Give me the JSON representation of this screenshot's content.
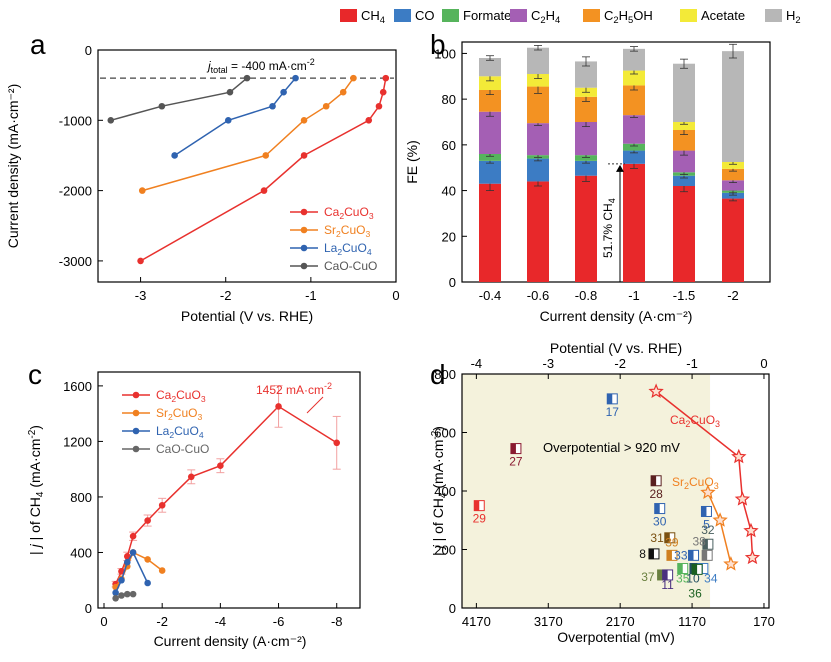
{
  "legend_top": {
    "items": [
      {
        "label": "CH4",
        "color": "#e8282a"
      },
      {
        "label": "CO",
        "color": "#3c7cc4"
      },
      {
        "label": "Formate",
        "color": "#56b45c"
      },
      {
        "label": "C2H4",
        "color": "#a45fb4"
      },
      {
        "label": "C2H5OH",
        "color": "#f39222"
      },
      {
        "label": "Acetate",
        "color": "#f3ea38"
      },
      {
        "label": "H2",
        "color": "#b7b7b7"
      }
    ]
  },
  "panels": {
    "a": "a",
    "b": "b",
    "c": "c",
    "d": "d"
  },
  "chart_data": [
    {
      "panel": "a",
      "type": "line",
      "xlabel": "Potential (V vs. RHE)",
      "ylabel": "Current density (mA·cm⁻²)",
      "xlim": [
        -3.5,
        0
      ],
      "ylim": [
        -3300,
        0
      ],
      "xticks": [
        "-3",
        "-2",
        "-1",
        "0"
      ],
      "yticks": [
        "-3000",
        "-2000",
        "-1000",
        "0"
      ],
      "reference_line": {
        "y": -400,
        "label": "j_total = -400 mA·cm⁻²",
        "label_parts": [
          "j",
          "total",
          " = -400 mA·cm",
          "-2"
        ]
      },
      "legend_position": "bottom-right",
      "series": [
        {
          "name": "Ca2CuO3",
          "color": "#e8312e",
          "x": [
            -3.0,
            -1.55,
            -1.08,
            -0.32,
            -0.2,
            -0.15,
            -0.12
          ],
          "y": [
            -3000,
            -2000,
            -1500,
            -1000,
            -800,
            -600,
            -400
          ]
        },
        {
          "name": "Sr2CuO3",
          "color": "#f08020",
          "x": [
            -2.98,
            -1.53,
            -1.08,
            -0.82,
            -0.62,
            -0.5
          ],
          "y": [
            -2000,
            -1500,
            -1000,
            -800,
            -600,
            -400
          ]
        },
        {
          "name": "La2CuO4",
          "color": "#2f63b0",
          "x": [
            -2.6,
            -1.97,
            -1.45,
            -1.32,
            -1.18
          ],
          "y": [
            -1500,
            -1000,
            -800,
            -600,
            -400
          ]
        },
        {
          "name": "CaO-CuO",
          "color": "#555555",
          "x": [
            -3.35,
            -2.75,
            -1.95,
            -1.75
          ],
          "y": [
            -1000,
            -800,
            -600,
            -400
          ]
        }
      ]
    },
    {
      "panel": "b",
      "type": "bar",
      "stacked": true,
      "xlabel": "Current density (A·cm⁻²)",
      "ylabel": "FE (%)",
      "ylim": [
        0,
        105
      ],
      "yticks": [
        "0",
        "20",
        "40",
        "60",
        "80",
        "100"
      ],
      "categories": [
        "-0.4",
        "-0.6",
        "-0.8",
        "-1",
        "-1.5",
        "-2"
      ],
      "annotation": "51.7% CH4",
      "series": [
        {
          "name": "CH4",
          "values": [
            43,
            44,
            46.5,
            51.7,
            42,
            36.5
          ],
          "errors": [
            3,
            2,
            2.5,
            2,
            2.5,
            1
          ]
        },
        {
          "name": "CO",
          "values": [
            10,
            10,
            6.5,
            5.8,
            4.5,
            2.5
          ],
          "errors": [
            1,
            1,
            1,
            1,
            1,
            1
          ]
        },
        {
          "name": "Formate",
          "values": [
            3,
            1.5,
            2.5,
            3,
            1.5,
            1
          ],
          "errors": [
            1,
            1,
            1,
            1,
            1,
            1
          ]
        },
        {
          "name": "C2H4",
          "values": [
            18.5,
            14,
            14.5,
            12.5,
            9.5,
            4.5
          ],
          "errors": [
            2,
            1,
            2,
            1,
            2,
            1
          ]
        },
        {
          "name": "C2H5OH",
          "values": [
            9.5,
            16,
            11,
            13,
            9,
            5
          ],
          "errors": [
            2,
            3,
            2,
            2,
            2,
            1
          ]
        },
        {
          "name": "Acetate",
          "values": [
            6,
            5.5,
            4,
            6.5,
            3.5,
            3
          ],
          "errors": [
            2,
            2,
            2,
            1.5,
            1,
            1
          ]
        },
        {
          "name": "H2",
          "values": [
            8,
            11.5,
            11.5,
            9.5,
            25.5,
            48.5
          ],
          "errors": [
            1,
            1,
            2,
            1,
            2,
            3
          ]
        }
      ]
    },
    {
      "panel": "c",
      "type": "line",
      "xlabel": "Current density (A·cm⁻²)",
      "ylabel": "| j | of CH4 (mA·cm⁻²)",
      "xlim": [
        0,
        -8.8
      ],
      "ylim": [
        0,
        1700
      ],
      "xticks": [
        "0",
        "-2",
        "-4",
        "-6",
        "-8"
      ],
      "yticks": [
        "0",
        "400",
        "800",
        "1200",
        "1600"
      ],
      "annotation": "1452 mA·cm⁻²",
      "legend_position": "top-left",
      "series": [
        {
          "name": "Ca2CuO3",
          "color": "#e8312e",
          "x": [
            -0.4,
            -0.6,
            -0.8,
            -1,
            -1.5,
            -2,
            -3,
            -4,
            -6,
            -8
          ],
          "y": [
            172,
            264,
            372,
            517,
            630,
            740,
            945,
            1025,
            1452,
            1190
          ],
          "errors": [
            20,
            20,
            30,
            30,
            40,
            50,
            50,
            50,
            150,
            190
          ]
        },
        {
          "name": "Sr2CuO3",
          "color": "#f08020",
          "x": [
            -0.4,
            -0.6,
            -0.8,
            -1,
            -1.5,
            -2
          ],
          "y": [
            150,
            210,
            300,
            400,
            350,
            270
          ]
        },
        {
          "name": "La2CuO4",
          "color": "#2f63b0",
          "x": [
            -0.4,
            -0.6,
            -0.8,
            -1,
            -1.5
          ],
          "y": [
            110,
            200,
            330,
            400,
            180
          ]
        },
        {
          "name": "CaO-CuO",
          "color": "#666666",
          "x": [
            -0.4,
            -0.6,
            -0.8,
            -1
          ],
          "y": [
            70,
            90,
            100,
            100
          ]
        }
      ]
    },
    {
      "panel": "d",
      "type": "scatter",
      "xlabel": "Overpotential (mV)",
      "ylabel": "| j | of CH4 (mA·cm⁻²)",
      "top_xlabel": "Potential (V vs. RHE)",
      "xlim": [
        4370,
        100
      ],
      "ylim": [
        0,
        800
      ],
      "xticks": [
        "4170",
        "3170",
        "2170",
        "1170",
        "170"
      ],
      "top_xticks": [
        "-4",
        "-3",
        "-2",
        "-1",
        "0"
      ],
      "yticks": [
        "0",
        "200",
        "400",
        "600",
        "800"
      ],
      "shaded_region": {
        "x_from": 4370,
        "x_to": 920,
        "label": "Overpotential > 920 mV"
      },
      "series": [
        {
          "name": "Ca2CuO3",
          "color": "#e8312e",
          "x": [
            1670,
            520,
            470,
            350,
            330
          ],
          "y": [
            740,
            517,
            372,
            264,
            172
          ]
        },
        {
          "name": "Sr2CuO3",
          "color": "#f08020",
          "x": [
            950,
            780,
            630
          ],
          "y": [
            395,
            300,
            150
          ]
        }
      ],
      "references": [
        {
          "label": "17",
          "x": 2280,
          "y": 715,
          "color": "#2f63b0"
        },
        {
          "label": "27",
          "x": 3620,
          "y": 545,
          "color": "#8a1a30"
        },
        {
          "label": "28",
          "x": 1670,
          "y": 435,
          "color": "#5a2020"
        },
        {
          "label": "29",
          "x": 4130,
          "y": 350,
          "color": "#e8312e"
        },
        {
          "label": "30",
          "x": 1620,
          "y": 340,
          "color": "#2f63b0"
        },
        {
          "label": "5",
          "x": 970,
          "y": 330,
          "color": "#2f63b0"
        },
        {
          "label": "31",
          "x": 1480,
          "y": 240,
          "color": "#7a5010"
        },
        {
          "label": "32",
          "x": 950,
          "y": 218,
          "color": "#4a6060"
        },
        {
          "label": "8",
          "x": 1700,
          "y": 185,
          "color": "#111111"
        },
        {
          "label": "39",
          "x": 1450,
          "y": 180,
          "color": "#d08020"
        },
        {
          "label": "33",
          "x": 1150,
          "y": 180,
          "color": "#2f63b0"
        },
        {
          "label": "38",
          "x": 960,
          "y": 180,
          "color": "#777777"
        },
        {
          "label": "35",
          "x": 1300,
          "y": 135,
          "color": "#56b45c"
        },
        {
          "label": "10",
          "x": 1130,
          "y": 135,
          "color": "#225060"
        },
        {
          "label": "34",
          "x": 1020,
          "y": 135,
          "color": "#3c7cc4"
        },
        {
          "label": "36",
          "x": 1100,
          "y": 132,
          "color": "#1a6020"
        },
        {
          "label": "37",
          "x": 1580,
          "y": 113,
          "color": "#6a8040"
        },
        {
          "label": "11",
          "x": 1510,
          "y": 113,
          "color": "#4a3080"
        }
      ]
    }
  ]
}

---

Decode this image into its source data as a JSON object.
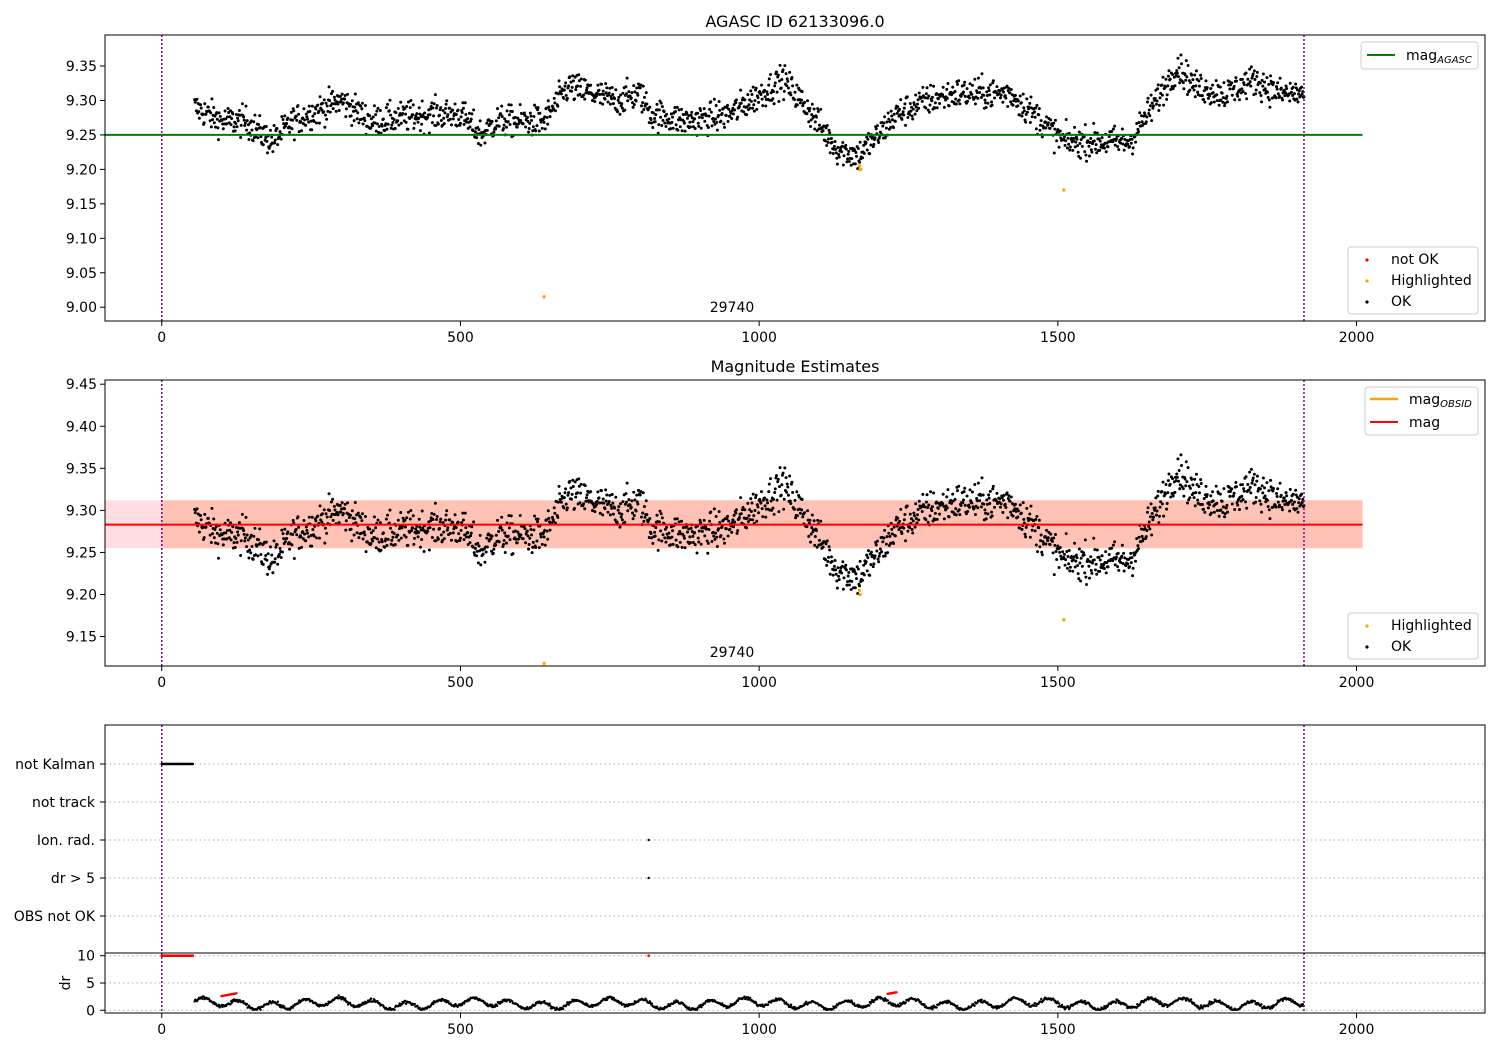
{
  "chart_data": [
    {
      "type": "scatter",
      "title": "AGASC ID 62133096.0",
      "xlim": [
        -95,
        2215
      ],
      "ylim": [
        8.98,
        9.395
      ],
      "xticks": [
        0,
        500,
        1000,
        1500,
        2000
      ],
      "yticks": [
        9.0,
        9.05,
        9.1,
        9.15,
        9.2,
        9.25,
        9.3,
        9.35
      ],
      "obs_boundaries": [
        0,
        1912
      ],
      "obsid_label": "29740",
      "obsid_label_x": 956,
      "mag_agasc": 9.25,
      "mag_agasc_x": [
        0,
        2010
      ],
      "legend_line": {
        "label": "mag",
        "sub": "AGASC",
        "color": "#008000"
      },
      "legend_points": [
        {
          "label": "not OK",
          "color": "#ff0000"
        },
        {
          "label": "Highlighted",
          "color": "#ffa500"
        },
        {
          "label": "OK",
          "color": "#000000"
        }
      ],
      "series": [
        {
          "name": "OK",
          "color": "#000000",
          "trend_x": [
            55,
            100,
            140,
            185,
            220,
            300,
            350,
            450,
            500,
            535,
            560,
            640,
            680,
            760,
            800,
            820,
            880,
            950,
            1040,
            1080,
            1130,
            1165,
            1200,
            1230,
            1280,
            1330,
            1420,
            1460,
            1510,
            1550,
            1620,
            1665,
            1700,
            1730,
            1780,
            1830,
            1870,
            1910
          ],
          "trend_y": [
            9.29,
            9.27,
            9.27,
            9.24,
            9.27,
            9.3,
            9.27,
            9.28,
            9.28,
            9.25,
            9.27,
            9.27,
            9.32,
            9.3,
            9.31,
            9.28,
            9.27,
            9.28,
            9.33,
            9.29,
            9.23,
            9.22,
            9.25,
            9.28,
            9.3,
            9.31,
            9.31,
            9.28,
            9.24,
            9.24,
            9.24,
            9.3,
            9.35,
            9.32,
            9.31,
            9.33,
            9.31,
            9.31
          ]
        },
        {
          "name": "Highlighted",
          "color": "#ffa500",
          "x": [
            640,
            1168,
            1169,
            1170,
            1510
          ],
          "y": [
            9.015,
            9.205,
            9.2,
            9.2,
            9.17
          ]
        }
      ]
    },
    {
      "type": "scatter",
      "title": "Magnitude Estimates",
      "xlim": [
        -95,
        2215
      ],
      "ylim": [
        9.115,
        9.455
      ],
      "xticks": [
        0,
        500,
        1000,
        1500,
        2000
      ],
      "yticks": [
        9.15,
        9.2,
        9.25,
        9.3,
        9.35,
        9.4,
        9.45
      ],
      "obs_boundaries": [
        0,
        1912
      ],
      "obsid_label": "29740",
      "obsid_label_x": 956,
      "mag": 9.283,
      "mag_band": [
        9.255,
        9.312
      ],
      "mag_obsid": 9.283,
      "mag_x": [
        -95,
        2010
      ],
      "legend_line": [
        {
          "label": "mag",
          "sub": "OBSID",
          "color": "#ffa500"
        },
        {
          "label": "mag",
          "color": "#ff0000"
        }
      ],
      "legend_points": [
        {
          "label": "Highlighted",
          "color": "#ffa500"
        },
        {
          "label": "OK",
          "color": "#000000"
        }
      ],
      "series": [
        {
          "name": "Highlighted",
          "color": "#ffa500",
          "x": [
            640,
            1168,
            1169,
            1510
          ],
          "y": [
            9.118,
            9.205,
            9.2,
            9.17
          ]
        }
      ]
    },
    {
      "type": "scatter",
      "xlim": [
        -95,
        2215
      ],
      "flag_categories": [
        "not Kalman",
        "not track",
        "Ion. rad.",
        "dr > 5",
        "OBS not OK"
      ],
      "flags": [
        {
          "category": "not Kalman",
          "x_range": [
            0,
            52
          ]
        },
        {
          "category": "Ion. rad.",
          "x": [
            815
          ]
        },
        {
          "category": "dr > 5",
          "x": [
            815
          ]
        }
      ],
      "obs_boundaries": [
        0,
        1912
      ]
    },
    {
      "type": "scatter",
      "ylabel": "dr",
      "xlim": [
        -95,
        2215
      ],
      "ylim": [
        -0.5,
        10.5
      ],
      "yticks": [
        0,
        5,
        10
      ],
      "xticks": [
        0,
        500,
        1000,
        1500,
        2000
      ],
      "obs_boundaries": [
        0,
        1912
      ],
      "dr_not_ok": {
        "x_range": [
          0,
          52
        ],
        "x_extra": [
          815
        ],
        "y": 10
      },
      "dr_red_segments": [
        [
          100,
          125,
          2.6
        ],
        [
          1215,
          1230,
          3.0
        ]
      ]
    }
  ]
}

==

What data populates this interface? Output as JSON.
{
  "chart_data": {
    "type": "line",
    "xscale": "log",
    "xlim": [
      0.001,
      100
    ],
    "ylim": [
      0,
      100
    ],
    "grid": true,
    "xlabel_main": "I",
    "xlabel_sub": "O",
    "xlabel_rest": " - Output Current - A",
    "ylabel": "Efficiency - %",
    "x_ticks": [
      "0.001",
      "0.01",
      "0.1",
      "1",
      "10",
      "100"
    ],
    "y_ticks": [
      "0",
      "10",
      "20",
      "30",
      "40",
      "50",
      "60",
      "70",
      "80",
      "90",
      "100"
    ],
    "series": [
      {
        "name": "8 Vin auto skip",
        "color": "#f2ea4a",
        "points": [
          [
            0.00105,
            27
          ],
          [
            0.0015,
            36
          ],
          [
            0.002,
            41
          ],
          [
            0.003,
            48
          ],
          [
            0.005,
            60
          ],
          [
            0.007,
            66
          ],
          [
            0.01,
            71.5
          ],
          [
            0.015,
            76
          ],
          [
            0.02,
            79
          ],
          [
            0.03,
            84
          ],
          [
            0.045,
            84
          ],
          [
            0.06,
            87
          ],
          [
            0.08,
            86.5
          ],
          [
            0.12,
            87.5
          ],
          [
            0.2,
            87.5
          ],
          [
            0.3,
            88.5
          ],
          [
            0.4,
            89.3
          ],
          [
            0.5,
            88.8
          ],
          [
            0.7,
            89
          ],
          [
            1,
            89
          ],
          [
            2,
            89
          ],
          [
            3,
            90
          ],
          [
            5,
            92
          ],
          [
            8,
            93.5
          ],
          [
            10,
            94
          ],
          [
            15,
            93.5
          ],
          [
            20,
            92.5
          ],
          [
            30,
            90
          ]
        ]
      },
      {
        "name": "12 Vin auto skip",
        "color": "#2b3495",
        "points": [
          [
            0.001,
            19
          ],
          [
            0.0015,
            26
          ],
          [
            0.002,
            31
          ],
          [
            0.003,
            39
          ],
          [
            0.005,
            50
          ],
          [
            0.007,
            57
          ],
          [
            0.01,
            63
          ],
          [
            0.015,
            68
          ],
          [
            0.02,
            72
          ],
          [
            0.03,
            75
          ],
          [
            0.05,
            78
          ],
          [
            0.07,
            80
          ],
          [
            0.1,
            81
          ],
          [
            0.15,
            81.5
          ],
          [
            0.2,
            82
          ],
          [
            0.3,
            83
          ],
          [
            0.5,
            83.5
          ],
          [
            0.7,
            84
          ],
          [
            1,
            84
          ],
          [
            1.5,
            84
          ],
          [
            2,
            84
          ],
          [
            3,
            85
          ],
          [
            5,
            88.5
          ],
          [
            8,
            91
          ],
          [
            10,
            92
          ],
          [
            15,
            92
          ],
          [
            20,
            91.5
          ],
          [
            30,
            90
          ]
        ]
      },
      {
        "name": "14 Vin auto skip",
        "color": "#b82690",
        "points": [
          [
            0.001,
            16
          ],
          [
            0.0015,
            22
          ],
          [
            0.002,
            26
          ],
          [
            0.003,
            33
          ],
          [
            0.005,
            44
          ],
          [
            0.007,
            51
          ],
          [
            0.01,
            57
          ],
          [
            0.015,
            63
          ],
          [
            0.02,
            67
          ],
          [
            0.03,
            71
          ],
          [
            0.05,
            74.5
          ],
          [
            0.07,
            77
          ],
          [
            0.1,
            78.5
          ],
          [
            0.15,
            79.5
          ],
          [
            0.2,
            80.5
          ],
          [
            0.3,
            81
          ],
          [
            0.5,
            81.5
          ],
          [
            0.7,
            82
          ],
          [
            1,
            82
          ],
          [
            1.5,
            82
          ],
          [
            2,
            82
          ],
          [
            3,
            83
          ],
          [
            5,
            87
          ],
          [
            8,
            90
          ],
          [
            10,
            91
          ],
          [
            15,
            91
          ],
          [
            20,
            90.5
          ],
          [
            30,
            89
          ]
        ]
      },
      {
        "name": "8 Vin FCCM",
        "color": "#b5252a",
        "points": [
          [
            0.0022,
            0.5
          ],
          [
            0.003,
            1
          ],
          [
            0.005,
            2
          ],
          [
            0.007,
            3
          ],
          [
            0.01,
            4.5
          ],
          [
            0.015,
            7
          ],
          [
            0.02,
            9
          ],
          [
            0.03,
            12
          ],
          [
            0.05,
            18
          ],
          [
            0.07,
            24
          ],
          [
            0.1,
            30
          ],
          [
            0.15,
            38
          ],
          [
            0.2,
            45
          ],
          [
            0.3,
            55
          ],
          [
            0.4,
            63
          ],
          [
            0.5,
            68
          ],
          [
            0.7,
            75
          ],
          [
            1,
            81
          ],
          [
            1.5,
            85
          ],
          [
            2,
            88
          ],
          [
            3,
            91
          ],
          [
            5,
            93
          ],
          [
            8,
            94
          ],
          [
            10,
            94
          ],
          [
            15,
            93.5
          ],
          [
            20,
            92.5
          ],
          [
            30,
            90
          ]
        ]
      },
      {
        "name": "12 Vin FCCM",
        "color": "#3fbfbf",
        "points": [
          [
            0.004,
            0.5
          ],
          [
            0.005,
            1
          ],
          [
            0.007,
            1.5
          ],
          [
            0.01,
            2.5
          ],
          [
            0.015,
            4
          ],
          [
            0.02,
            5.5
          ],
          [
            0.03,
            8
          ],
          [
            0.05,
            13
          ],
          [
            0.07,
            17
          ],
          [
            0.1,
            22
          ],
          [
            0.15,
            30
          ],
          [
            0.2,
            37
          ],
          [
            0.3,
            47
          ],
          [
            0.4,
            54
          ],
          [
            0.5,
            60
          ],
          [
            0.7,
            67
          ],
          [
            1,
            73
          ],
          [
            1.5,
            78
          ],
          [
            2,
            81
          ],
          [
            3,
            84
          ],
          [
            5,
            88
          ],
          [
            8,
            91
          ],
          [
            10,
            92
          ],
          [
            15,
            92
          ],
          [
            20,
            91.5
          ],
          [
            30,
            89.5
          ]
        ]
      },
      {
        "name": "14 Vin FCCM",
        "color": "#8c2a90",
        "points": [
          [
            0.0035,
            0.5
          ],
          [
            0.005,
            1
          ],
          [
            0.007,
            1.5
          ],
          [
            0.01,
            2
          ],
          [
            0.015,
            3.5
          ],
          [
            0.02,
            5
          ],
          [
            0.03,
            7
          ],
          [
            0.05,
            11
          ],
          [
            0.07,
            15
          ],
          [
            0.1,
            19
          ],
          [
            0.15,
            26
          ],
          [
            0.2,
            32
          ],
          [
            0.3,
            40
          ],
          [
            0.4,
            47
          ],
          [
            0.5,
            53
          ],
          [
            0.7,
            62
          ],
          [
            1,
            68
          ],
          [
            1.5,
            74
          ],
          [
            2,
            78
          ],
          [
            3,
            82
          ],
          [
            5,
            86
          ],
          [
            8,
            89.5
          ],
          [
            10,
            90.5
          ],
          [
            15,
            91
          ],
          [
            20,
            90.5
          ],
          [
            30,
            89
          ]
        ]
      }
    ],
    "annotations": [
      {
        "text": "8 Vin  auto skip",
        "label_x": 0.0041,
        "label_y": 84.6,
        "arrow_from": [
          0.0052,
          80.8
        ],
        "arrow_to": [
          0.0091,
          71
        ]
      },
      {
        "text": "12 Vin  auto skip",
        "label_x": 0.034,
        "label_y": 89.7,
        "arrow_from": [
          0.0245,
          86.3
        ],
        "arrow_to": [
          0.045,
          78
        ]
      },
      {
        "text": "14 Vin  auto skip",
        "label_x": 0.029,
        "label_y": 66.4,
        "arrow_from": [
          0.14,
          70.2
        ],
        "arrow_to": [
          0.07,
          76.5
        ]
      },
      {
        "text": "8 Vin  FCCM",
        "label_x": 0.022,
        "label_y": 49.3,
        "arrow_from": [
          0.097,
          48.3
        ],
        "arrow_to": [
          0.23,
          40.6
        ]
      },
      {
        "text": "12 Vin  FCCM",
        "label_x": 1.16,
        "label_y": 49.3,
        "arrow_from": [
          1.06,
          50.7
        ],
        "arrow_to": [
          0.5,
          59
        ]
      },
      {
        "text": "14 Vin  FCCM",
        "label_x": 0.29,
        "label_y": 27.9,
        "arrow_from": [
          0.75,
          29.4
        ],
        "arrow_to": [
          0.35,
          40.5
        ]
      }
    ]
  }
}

WHAT TO DO:
Above are lines of data; state how many of them contain the word "category", with no other output.

OUTPUT OF THE EXERCISE:
3